- WRITTEN EXERCISE
Transcribe the material in full, exactly as written.

Records that describe figures
begin

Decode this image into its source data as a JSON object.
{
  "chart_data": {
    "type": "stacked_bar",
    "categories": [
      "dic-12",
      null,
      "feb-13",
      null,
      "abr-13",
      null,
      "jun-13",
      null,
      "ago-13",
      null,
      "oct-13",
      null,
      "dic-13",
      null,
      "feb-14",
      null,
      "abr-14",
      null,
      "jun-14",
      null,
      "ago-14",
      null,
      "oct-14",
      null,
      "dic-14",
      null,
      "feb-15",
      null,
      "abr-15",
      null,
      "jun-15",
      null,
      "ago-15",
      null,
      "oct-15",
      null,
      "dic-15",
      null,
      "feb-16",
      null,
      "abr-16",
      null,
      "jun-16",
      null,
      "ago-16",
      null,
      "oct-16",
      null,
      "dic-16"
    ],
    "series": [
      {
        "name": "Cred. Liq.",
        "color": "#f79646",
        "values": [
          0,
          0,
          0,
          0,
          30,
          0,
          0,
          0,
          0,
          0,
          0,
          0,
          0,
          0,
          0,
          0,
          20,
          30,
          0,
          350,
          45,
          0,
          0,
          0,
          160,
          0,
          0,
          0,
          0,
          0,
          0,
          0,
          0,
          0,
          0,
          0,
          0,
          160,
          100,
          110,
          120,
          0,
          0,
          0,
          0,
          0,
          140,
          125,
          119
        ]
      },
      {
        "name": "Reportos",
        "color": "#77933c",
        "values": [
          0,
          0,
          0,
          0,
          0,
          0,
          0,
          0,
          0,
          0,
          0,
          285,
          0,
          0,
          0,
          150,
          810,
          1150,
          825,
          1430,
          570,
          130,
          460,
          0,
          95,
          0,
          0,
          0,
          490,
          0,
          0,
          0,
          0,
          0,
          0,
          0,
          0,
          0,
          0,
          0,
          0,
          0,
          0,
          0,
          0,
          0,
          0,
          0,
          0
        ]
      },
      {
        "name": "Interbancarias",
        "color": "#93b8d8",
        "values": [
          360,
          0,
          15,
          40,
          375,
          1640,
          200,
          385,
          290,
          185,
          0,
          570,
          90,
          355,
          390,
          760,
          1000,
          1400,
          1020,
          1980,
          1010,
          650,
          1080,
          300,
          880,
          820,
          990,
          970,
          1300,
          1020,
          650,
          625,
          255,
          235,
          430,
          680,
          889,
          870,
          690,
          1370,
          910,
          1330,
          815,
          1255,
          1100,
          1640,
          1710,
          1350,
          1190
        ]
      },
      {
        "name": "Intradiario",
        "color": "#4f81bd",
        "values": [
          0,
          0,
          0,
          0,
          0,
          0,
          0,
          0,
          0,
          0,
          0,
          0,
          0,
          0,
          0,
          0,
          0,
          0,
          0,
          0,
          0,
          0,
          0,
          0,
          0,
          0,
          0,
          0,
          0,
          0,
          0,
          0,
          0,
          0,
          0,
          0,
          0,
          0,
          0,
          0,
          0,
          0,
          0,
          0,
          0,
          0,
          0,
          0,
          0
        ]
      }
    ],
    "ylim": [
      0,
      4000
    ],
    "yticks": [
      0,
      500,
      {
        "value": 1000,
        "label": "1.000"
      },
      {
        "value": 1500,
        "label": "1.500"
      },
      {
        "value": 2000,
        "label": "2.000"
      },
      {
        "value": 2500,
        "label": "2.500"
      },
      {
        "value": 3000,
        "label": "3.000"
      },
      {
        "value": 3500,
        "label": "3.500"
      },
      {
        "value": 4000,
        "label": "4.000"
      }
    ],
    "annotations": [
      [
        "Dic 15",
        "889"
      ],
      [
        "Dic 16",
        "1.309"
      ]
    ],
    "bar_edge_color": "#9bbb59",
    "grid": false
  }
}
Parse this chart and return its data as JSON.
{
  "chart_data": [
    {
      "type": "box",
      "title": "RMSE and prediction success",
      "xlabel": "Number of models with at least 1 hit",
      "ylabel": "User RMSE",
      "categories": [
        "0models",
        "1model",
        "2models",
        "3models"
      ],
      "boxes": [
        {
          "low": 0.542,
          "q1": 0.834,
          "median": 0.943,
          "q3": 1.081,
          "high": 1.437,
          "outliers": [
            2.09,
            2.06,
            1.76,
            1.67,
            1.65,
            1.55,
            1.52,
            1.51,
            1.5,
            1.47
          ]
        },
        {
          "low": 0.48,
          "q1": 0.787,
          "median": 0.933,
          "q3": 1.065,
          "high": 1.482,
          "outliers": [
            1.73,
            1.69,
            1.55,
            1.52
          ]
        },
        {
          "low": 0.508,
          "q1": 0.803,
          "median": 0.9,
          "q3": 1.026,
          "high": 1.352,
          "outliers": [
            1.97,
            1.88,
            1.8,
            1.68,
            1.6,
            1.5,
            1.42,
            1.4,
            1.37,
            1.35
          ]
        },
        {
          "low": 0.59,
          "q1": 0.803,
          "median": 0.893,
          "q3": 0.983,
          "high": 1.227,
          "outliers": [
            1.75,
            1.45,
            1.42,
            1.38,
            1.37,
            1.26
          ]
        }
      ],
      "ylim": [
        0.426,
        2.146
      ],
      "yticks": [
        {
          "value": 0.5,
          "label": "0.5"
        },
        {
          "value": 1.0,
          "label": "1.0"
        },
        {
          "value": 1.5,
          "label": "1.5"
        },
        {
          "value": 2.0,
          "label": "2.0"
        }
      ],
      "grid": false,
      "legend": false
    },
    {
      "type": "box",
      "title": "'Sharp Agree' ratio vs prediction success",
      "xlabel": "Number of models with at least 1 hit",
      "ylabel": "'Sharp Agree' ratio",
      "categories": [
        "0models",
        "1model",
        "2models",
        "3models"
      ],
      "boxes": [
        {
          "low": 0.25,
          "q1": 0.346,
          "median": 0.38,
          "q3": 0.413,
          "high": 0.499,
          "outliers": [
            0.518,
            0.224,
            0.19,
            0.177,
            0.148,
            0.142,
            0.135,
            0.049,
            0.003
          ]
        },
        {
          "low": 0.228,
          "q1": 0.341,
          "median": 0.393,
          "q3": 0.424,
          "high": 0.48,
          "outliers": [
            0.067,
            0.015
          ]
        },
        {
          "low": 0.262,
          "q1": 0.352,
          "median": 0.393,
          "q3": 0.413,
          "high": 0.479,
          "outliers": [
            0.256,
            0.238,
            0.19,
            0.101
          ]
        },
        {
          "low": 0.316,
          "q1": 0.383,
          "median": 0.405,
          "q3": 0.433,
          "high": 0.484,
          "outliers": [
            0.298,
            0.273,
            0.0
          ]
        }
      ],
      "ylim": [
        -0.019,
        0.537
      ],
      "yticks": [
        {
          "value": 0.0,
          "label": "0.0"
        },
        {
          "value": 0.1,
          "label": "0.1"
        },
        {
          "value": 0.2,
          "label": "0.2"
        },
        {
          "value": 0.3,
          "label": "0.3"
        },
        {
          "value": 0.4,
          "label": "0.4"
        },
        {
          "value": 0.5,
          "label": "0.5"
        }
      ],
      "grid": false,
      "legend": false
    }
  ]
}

end

- THE ANSWER
Decode this image into its source data as a JSON object.
{
  "chart_data": {
    "type": "stacked_bar",
    "categories": [
      "dic-12",
      null,
      "feb-13",
      null,
      "abr-13",
      null,
      "jun-13",
      null,
      "ago-13",
      null,
      "oct-13",
      null,
      "dic-13",
      null,
      "feb-14",
      null,
      "abr-14",
      null,
      "jun-14",
      null,
      "ago-14",
      null,
      "oct-14",
      null,
      "dic-14",
      null,
      "feb-15",
      null,
      "abr-15",
      null,
      "jun-15",
      null,
      "ago-15",
      null,
      "oct-15",
      null,
      "dic-15",
      null,
      "feb-16",
      null,
      "abr-16",
      null,
      "jun-16",
      null,
      "ago-16",
      null,
      "oct-16",
      null,
      "dic-16"
    ],
    "series": [
      {
        "name": "Cred. Liq.",
        "color": "#f79646",
        "values": [
          0,
          0,
          0,
          0,
          30,
          0,
          0,
          0,
          0,
          0,
          0,
          0,
          0,
          0,
          0,
          0,
          20,
          30,
          0,
          350,
          45,
          0,
          0,
          0,
          160,
          0,
          0,
          0,
          0,
          0,
          0,
          0,
          0,
          0,
          0,
          0,
          0,
          160,
          100,
          110,
          120,
          0,
          0,
          0,
          0,
          0,
          140,
          125,
          119
        ]
      },
      {
        "name": "Reportos",
        "color": "#77933c",
        "values": [
          0,
          0,
          0,
          0,
          0,
          0,
          0,
          0,
          0,
          0,
          0,
          285,
          0,
          0,
          0,
          150,
          810,
          1150,
          825,
          1430,
          570,
          130,
          460,
          0,
          95,
          0,
          0,
          0,
          490,
          0,
          0,
          0,
          0,
          0,
          0,
          0,
          0,
          0,
          0,
          0,
          0,
          0,
          0,
          0,
          0,
          0,
          0,
          0,
          0
        ]
      },
      {
        "name": "Interbancarias",
        "color": "#93b8d8",
        "values": [
          360,
          0,
          15,
          40,
          375,
          1640,
          200,
          385,
          290,
          185,
          0,
          570,
          90,
          355,
          390,
          760,
          1000,
          1400,
          1020,
          1980,
          1010,
          650,
          1080,
          300,
          880,
          820,
          990,
          970,
          1300,
          1020,
          650,
          625,
          255,
          235,
          430,
          680,
          889,
          870,
          690,
          1370,
          910,
          1330,
          815,
          1255,
          1100,
          1640,
          1710,
          1350,
          1190
        ]
      },
      {
        "name": "Intradiario",
        "color": "#4f81bd",
        "values": [
          0,
          0,
          0,
          0,
          0,
          0,
          0,
          0,
          0,
          0,
          0,
          0,
          0,
          0,
          0,
          0,
          0,
          0,
          0,
          0,
          0,
          0,
          0,
          0,
          0,
          0,
          0,
          0,
          0,
          0,
          0,
          0,
          0,
          0,
          0,
          0,
          0,
          0,
          0,
          0,
          0,
          0,
          0,
          0,
          0,
          0,
          0,
          0,
          0
        ]
      }
    ],
    "ylim": [
      0,
      4000
    ],
    "yticks": [
      0,
      500,
      {
        "value": 1000,
        "label": "1.000"
      },
      {
        "value": 1500,
        "label": "1.500"
      },
      {
        "value": 2000,
        "label": "2.000"
      },
      {
        "value": 2500,
        "label": "2.500"
      },
      {
        "value": 3000,
        "label": "3.000"
      },
      {
        "value": 3500,
        "label": "3.500"
      },
      {
        "value": 4000,
        "label": "4.000"
      }
    ],
    "annotations": [
      [
        "Dic 15",
        "889"
      ],
      [
        "Dic 16",
        "1.309"
      ]
    ],
    "bar_edge_color": "#9bbb59",
    "grid": false
  }
}
Parse this chart and return its data as JSON.
{
  "chart_data": [
    {
      "type": "box",
      "title": "RMSE and prediction success",
      "xlabel": "Number of models with at least 1 hit",
      "ylabel": "User RMSE",
      "categories": [
        "0models",
        "1model",
        "2models",
        "3models"
      ],
      "boxes": [
        {
          "low": 0.542,
          "q1": 0.834,
          "median": 0.943,
          "q3": 1.081,
          "high": 1.437,
          "outliers": [
            2.09,
            2.06,
            1.76,
            1.67,
            1.65,
            1.55,
            1.52,
            1.51,
            1.5,
            1.47
          ]
        },
        {
          "low": 0.48,
          "q1": 0.787,
          "median": 0.933,
          "q3": 1.065,
          "high": 1.482,
          "outliers": [
            1.73,
            1.69,
            1.55,
            1.52
          ]
        },
        {
          "low": 0.508,
          "q1": 0.803,
          "median": 0.9,
          "q3": 1.026,
          "high": 1.352,
          "outliers": [
            1.97,
            1.88,
            1.8,
            1.68,
            1.6,
            1.5,
            1.42,
            1.4,
            1.37,
            1.35
          ]
        },
        {
          "low": 0.59,
          "q1": 0.803,
          "median": 0.893,
          "q3": 0.983,
          "high": 1.227,
          "outliers": [
            1.75,
            1.45,
            1.42,
            1.38,
            1.37,
            1.26
          ]
        }
      ],
      "ylim": [
        0.426,
        2.146
      ],
      "yticks": [
        {
          "value": 0.5,
          "label": "0.5"
        },
        {
          "value": 1.0,
          "label": "1.0"
        },
        {
          "value": 1.5,
          "label": "1.5"
        },
        {
          "value": 2.0,
          "label": "2.0"
        }
      ],
      "grid": false,
      "legend": false
    },
    {
      "type": "box",
      "title": "'Sharp Agree' ratio vs prediction success",
      "xlabel": "Number of models with at least 1 hit",
      "ylabel": "'Sharp Agree' ratio",
      "categories": [
        "0models",
        "1model",
        "2models",
        "3models"
      ],
      "boxes": [
        {
          "low": 0.25,
          "q1": 0.346,
          "median": 0.38,
          "q3": 0.413,
          "high": 0.499,
          "outliers": [
            0.518,
            0.224,
            0.19,
            0.177,
            0.148,
            0.142,
            0.135,
            0.049,
            0.003
          ]
        },
        {
          "low": 0.228,
          "q1": 0.341,
          "median": 0.393,
          "q3": 0.424,
          "high": 0.48,
          "outliers": [
            0.067,
            0.015
          ]
        },
        {
          "low": 0.262,
          "q1": 0.352,
          "median": 0.393,
          "q3": 0.413,
          "high": 0.479,
          "outliers": [
            0.256,
            0.238,
            0.19,
            0.101
          ]
        },
        {
          "low": 0.316,
          "q1": 0.383,
          "median": 0.405,
          "q3": 0.433,
          "high": 0.484,
          "outliers": [
            0.298,
            0.273,
            0.0
          ]
        }
      ],
      "ylim": [
        -0.019,
        0.537
      ],
      "yticks": [
        {
          "value": 0.0,
          "label": "0.0"
        },
        {
          "value": 0.1,
          "label": "0.1"
        },
        {
          "value": 0.2,
          "label": "0.2"
        },
        {
          "value": 0.3,
          "label": "0.3"
        },
        {
          "value": 0.4,
          "label": "0.4"
        },
        {
          "value": 0.5,
          "label": "0.5"
        }
      ],
      "grid": false,
      "legend": false
    }
  ]
}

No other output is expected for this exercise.